▶ [WHAT IS BEING ASKED]:
What is the number of lines in the entries that include the word "fluido"? Respond with the number only.

::::::::::

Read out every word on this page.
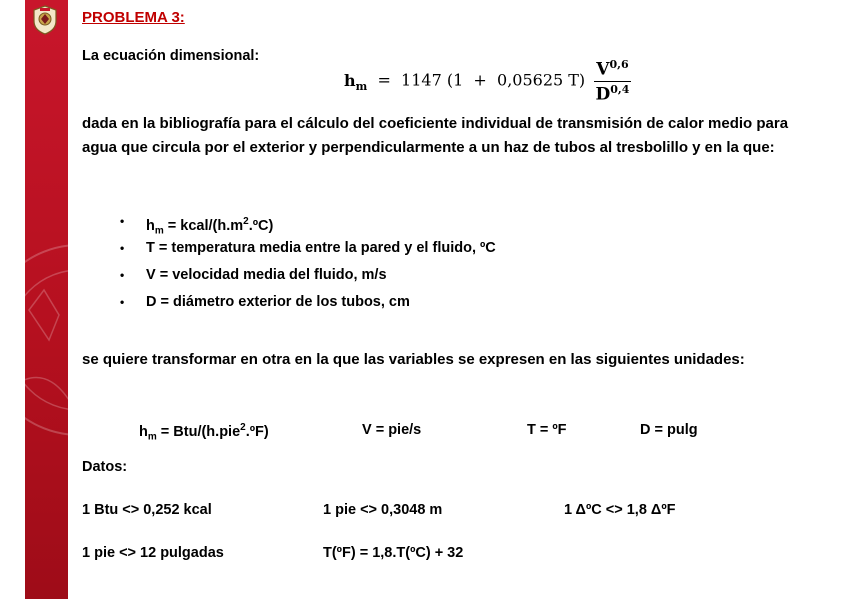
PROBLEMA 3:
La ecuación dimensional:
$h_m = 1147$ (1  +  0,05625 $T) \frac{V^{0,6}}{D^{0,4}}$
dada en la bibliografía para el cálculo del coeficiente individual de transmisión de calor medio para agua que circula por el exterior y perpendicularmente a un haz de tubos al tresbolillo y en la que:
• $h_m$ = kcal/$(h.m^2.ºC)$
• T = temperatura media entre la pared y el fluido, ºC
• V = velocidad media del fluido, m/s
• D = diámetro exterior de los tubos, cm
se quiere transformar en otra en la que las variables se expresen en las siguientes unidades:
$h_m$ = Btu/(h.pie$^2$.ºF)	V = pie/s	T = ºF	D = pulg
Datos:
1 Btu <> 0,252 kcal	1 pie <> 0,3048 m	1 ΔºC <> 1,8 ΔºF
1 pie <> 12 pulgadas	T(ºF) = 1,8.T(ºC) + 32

::::::::::

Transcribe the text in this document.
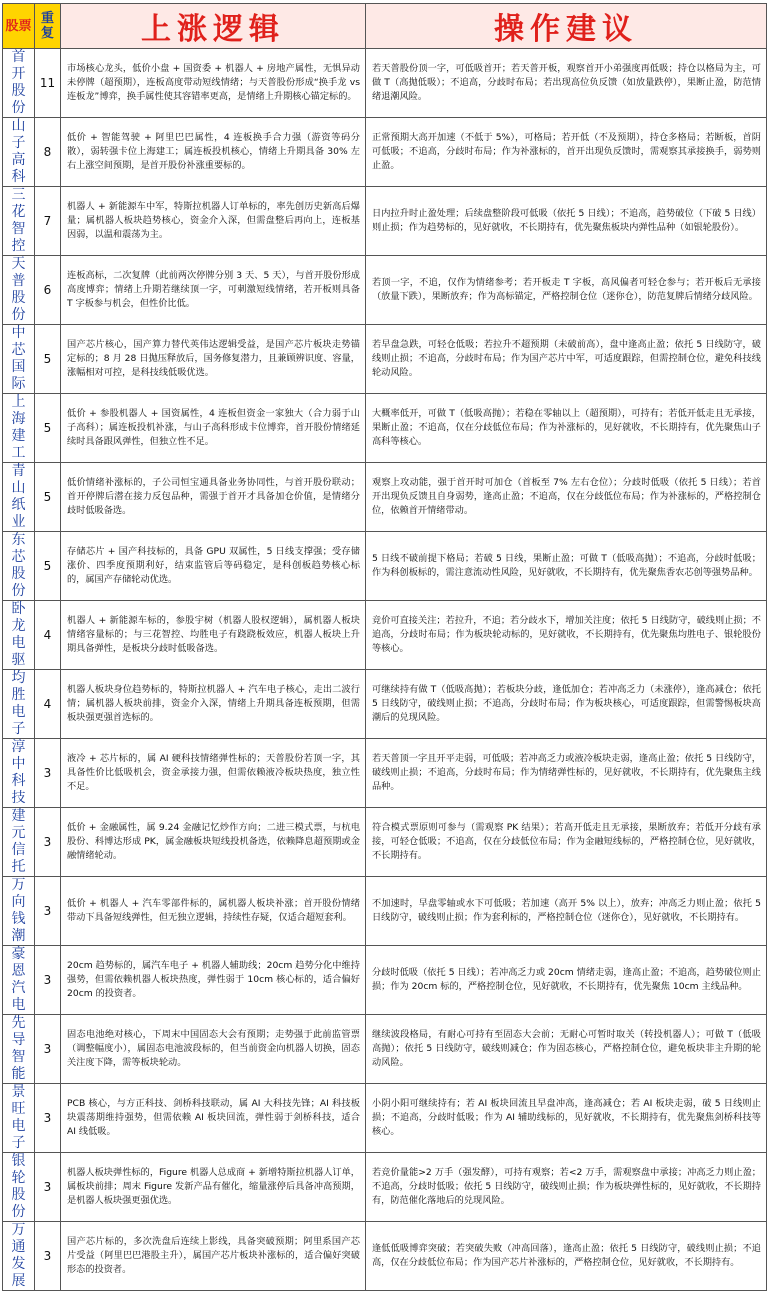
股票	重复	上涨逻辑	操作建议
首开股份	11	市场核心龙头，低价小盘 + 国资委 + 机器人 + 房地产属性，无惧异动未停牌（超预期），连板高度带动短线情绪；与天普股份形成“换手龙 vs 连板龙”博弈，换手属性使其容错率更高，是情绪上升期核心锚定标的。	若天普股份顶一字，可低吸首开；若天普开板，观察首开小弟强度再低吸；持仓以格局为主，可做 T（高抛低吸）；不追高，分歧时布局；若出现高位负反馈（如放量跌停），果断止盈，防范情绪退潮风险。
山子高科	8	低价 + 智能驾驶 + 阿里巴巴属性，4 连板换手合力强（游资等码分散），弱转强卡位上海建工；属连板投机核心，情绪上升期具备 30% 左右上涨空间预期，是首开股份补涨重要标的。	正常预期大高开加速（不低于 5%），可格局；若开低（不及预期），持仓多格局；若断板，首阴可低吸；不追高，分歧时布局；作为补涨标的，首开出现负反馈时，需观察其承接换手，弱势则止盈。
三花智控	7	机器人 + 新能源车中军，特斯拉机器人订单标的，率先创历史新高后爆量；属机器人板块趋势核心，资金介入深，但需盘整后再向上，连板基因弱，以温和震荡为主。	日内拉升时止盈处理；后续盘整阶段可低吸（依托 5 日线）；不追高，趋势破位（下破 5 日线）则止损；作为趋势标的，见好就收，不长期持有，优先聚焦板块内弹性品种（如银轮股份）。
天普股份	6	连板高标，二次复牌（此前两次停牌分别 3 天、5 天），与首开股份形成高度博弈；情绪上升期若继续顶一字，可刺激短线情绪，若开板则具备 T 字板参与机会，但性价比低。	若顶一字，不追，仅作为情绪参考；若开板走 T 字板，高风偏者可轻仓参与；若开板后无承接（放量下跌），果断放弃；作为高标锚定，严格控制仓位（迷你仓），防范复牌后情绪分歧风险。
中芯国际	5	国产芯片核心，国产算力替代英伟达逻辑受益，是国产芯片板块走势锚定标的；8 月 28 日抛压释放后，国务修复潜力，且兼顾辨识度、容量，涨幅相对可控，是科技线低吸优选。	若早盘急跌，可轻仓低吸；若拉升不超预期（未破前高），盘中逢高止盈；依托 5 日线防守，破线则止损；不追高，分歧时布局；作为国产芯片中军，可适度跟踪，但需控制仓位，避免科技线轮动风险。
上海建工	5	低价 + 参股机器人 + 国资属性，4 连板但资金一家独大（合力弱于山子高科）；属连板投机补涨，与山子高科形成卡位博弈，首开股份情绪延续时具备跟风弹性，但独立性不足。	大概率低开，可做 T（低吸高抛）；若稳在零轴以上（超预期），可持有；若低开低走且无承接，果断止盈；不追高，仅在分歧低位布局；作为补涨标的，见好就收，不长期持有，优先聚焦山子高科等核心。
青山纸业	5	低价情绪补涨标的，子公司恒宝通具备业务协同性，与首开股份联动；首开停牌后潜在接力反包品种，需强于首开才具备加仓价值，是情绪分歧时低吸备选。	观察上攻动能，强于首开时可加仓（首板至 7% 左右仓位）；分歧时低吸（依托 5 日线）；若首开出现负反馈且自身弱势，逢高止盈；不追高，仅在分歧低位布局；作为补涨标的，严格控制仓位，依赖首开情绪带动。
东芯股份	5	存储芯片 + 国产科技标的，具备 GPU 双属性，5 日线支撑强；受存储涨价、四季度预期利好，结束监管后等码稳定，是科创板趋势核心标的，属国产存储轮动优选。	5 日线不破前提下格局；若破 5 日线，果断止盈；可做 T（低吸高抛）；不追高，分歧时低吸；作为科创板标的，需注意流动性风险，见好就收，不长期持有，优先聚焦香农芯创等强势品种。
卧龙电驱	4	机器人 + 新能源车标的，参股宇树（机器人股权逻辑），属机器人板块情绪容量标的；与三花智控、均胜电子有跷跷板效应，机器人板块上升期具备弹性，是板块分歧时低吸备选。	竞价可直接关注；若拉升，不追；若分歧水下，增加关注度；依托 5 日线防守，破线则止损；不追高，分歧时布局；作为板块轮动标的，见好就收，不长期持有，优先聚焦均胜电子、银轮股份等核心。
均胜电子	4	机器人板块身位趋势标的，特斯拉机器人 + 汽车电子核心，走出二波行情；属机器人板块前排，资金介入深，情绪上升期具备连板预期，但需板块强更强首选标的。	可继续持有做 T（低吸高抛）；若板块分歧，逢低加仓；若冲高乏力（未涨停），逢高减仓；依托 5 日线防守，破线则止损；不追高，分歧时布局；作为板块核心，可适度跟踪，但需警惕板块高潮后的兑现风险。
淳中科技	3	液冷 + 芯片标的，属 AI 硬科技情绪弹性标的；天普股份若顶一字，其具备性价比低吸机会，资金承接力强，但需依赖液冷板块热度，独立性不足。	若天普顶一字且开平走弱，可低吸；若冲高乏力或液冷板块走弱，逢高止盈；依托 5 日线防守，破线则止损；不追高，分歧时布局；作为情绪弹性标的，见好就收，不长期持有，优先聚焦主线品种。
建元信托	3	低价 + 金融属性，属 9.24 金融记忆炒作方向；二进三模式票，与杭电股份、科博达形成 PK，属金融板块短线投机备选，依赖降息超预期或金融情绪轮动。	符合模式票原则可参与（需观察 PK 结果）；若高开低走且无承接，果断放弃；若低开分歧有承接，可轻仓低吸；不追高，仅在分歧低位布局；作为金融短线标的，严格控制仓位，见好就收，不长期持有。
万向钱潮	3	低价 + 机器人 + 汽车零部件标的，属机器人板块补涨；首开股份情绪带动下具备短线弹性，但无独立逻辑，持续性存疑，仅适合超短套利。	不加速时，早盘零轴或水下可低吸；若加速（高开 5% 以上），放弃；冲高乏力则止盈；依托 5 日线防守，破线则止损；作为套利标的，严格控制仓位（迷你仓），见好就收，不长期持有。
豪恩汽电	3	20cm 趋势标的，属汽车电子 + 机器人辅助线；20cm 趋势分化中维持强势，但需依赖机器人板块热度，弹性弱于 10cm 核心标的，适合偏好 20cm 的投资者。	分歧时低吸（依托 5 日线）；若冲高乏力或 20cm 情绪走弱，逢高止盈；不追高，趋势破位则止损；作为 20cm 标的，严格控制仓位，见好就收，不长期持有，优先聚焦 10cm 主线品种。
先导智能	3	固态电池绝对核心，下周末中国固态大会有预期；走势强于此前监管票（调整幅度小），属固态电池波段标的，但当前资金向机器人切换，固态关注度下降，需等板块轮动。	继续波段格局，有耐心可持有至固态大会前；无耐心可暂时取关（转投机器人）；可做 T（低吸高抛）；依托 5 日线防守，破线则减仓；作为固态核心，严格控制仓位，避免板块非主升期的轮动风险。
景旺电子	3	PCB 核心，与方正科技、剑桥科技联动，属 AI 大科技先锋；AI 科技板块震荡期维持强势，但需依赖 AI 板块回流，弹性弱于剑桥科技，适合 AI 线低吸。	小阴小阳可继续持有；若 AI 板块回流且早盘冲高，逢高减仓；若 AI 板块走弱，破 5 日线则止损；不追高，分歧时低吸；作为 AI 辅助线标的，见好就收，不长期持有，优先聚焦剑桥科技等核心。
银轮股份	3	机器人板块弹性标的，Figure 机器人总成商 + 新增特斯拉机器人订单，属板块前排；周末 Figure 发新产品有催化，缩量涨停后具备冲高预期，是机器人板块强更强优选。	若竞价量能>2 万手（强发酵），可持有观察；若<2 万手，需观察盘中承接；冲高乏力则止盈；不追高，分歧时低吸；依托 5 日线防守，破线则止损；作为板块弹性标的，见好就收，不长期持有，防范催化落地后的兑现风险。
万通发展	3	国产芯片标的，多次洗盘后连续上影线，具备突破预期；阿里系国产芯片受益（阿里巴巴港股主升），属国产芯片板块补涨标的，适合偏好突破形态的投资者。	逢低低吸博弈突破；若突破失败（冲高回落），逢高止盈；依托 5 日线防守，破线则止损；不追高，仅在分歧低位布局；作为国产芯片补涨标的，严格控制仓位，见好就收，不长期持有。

::::::::::

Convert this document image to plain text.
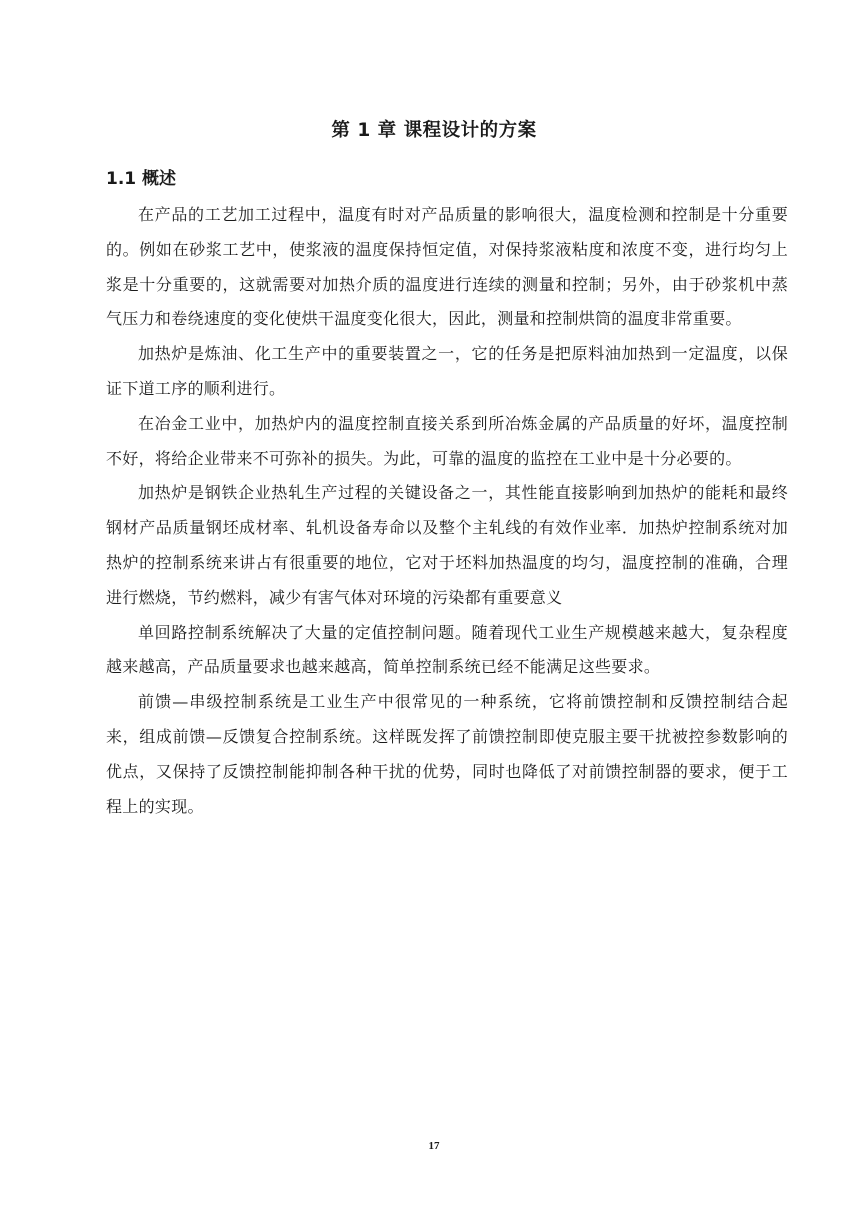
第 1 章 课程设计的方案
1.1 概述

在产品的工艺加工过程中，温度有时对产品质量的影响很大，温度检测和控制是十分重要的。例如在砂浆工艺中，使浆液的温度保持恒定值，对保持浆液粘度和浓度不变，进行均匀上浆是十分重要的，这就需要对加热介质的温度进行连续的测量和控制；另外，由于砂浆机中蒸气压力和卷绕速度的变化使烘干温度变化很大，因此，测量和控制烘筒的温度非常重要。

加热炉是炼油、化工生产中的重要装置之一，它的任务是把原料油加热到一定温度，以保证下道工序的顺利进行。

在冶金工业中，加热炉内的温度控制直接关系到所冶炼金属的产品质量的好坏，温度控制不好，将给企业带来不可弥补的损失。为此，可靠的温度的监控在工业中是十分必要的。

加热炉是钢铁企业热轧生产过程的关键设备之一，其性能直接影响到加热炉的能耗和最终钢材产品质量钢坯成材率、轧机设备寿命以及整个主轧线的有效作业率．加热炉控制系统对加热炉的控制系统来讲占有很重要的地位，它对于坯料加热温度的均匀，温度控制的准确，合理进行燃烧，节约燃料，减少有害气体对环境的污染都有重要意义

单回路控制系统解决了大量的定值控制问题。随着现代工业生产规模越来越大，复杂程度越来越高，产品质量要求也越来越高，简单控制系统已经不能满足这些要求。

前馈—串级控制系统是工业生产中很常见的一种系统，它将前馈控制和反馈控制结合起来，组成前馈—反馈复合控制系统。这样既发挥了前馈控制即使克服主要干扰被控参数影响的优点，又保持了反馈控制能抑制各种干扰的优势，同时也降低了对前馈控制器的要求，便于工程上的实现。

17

::::::::::

▶ [WORKED SOLUTION]:
2